## EXERCISE DESCRIPTION
Work out the number of lines with the word "gran" in the material below, then reply with that number only.

## SUPPLIED RECORDS
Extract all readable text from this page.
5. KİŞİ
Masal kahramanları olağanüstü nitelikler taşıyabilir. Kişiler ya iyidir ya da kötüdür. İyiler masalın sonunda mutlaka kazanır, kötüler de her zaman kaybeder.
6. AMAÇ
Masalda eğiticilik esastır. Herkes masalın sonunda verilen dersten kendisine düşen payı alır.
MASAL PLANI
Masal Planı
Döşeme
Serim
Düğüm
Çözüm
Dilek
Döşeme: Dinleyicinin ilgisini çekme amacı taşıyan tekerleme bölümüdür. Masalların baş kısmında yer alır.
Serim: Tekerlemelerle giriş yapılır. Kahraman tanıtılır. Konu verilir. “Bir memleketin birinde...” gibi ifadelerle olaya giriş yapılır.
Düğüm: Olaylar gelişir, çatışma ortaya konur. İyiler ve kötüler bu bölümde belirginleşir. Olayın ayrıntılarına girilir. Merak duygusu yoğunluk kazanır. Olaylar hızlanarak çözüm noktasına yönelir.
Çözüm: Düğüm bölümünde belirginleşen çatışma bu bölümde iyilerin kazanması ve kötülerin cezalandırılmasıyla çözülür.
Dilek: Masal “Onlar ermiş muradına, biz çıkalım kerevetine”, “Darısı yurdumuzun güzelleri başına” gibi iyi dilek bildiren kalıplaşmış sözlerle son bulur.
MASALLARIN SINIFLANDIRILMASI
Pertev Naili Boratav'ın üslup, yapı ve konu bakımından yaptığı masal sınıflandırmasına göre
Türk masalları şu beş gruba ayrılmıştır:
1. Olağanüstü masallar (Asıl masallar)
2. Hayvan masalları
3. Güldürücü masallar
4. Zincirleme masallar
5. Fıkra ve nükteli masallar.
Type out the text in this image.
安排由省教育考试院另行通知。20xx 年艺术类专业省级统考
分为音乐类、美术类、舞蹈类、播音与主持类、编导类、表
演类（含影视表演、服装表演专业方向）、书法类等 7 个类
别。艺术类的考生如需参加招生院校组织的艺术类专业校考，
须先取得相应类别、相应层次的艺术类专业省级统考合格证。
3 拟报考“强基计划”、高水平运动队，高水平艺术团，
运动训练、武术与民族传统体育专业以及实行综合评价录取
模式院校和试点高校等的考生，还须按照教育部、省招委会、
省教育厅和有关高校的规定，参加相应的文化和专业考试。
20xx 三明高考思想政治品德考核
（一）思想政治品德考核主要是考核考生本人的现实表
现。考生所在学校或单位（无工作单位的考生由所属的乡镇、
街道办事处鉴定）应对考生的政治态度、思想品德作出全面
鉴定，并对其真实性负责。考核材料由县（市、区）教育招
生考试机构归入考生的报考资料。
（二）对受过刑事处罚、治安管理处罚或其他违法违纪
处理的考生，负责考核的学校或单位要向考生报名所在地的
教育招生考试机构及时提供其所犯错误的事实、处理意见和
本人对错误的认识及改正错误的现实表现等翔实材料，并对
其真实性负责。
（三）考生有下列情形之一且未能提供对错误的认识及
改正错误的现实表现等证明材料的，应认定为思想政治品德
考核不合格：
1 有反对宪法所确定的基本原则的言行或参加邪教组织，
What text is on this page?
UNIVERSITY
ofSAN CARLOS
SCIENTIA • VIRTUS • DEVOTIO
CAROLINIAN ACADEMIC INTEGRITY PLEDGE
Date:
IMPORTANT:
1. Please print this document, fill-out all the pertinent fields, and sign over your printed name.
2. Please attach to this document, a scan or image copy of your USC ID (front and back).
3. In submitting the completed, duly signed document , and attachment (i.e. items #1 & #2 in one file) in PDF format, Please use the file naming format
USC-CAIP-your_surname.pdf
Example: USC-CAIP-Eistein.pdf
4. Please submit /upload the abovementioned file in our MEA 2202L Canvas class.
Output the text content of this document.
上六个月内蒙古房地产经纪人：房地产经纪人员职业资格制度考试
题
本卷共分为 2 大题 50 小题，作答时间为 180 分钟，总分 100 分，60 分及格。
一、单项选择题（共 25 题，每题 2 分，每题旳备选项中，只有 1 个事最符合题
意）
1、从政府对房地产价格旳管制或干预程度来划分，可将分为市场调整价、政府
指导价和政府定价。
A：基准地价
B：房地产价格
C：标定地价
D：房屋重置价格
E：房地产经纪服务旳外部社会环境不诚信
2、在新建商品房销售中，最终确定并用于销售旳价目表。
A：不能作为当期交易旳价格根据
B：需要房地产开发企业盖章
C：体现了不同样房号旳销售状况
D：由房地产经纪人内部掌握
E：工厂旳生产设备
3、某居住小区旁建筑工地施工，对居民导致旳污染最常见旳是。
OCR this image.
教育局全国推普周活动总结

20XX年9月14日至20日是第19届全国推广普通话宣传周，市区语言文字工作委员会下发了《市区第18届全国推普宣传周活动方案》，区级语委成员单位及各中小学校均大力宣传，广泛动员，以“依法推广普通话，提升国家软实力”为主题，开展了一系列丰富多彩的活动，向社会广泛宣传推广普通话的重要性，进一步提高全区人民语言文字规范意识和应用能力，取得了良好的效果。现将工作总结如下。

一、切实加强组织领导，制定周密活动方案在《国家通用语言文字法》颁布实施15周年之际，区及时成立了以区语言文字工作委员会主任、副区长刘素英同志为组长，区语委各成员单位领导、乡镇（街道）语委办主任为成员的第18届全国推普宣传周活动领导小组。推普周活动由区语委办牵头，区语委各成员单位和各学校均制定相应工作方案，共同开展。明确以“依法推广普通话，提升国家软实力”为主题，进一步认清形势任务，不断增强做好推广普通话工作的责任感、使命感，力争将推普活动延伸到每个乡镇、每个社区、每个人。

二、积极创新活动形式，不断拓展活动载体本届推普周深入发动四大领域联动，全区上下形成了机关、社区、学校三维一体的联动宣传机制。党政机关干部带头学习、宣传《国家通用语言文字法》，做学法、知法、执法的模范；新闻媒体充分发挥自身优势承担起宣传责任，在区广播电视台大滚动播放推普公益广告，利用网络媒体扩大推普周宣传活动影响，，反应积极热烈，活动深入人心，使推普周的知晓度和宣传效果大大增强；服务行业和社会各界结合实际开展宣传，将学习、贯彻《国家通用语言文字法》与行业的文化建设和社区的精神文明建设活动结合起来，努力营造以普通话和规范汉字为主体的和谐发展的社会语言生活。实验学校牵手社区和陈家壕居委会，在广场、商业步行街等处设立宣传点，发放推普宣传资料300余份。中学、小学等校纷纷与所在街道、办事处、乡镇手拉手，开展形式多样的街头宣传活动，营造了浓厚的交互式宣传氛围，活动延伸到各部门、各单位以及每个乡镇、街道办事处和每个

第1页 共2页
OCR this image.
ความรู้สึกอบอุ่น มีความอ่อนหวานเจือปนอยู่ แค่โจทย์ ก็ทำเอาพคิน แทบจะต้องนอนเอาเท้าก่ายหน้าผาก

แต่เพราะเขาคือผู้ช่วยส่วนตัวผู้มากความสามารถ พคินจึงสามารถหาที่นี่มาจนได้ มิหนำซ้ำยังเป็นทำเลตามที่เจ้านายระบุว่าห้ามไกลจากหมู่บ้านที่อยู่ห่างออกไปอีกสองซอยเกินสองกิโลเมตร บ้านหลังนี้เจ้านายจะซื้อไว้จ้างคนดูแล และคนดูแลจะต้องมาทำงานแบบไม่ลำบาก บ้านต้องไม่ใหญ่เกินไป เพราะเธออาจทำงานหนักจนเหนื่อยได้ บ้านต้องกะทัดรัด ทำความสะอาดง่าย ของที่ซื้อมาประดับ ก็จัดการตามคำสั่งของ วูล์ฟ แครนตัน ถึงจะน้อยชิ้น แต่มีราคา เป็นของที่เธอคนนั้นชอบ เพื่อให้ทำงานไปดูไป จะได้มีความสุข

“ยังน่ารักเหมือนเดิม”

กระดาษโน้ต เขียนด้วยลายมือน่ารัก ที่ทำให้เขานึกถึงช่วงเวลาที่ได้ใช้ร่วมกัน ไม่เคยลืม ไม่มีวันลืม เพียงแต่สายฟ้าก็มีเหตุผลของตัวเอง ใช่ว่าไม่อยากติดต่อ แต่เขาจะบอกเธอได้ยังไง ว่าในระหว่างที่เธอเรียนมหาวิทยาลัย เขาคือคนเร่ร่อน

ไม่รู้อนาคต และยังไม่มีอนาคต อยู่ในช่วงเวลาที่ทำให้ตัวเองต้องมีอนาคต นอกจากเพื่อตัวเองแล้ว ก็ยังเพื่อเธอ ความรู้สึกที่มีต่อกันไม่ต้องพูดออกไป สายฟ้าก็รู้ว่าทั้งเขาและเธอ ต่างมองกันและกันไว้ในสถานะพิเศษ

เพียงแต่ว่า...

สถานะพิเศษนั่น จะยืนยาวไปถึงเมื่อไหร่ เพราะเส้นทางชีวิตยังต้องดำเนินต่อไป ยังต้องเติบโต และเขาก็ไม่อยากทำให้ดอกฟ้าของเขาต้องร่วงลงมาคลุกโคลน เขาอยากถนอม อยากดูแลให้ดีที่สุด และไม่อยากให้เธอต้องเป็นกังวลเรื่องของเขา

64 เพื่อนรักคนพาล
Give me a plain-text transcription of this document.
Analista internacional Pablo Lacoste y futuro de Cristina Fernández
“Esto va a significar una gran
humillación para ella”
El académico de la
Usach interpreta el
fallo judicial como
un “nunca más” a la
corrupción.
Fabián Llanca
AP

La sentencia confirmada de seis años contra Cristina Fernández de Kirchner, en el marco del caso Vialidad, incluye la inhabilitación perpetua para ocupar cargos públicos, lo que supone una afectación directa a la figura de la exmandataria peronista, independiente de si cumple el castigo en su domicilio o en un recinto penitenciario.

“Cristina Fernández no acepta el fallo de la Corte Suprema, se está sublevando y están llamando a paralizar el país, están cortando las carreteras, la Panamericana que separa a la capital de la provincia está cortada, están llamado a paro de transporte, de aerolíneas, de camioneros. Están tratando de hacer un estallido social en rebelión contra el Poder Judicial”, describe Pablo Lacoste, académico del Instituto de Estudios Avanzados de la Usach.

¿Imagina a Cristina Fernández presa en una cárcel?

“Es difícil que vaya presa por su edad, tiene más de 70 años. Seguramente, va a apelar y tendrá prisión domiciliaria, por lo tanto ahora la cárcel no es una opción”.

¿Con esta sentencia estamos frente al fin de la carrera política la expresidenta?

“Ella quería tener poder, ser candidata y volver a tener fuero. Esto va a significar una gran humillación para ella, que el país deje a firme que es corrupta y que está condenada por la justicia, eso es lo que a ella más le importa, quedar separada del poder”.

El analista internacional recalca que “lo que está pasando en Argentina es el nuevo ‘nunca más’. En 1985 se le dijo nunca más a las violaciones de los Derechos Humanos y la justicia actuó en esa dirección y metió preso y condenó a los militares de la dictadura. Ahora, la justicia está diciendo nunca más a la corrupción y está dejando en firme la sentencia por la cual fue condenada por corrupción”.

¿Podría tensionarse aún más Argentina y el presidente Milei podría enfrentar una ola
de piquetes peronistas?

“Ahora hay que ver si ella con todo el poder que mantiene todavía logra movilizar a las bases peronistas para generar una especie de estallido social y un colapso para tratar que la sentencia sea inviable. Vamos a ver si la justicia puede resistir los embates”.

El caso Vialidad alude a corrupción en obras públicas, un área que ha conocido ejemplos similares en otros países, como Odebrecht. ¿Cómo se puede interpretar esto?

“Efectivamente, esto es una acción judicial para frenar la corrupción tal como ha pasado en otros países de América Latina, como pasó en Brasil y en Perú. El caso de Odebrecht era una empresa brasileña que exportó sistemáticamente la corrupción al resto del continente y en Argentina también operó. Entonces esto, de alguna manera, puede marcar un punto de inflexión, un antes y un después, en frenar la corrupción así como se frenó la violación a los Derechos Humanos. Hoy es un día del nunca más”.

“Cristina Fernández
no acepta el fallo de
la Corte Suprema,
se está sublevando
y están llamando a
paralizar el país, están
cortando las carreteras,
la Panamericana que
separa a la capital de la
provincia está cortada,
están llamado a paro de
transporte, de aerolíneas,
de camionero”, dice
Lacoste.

## ANSWER TO THIS EXERCISE
2